= TEXTE PROPOSÉ =
────────────────────────────────────────

L’heure de Macron

Macron a aussi de la chance
(Photo AFP)

On ne saurait minimiser la mésaventure de François Fillon : même s’il parvient à prouver sa bonne foi et celle de son épouse, l’emploi caché de Pénélope va lui coller à la peau jusqu’à la fin de la campagne.

ON A SOUVENT parlé de « l’alignement des planètes » en économie à propos de la baisse de l’euro, conjuguée à celle des taux d’intérêt et du prix du pétrole. Pour Emmanuel Macron, on perçoit également un alignement des planètes politiques puisque, au moment même où la primaire de la gauche accentue, peut-être de façon irréversible, les divisions de la gauche, l’un de ses deux principaux rivaux (François Fillon et Jean-Luc Mélenchon) se trouve en mauvaise posture. Or un affaiblissement de M. Fillon ne serait utile ni à la gauche ni à M. Mélenchon. Les électeurs de droite indignés par l’affaire Fillon n’auront pas d’autre choix que de voter Macron.

Tout ce que l’électorat déteste.

On peut nourrir des réserves sur les chances de l’ancien ministre de l’Économie, on doit reconnaître la force de son analyse de l’état des lieux politiques qui l’a incité à se présenter à la présidentielle. Une gauche dévastée, des candidats au second tour de la primaire socialiste qui ont administré la preuve que, en dépit de leurs promesses de se rabibocher le 30 janvier, ils prônent des politiques diamétralement opposées ; une droite qui semblait devoir triompher facilement mais dont le candidat désormais unique est enferré dans un début de scandale qui est très exactement tout ce que hait l’électorat, tout ce qui le révolte, tout ce qu’il condamne, quitte à jeter son bonnet par dessus les moulins et à voter pour Marine Le Pen. Il faut certes laisser la justice faire son travail et M. Fillon s’expliquer. Il n’empêche que des forces obscures tentent de disqualifier les candidats qui ont de bonnes chances, François Fillon donc, mais aussi Emmanuel Macron, accusé d’avoir eu un grand train de vie à Bercy aux frais du contribuable mais qui vient d’être blanchi par Michel Sapin. On voit clair : diffamez, diffamez, il en restera toujours quelque chose. Il y a, chez certains, le désir de manipuler l’électeur et rien n’est plus facile. Il suffit de se servir des réseaux sociaux et de laisser le venin du soupçon envahir toutes les consciences.

────────────────────────────────────────

= SÉRIE D'EXERCICES =
(1) Répondez à ces questions sur le texte :
(a) Quels sont les deux principaux rivaux d'Emmanuel Macron cités ?
(b) À quelle date les candidats du second tour de la primaire socialiste ont-ils promis de se rabibocher ?
(c) Qui vient de blanchir Emmanuel Macron des accusations sur son train de vie à Bercy ?
(2) Reproduisez le passage du texte compris entre « ON A SOUVENT » et « que l’électorat déteste. », ces deux extraits inclus.

= DONNÉES FOURNIES =
────────────────────────────────────────

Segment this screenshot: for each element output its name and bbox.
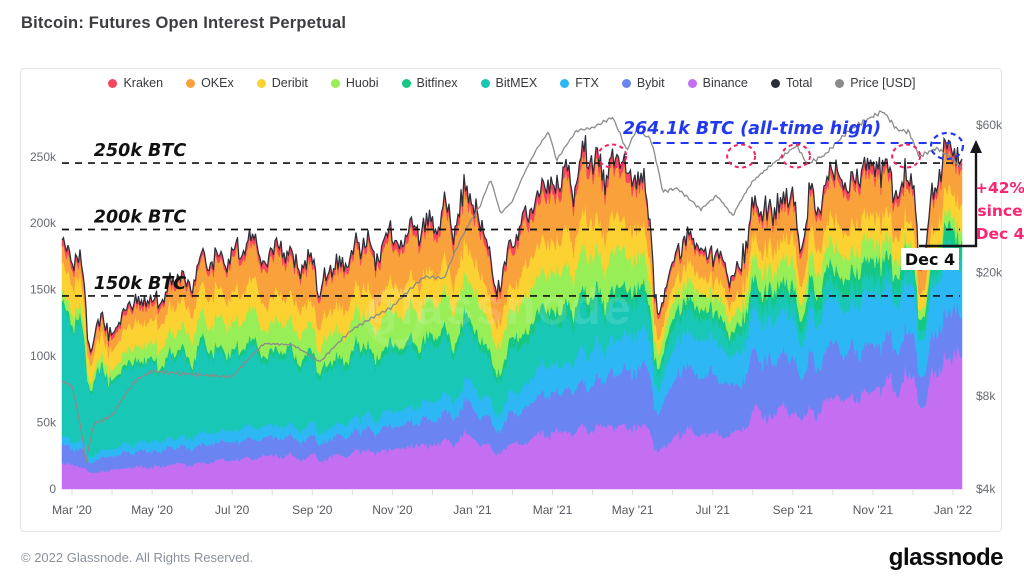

────────────────────────────────────────

= CORRIGÉS DÉTAILLÉS =
(1)
(a) François Fillon et Jean-Luc Mélenchon.
(b) Le 30 janvier.
(c) Michel Sapin.

(2)
ON A SOUVENT parlé de « l’alignement des planètes » en économie à propos de la baisse de l’euro, conjuguée à celle des taux d’intérêt et du prix du pétrole. Pour Emmanuel Macron, on perçoit également un alignement des planètes politiques puisque, au moment même où la primaire de la gauche accentue, peut-être de façon irréversible, les divisions de la gauche, l’un de ses deux principaux rivaux (François Fillon et Jean-Luc Mélenchon) se trouve en mauvaise posture. Or un affaiblissement de M. Fillon ne serait utile ni à la gauche ni à M. Mélenchon. Les électeurs de droite indignés par l’affaire Fillon n’auront pas d’autre choix que de voter Macron.

Tout ce que l’électorat déteste.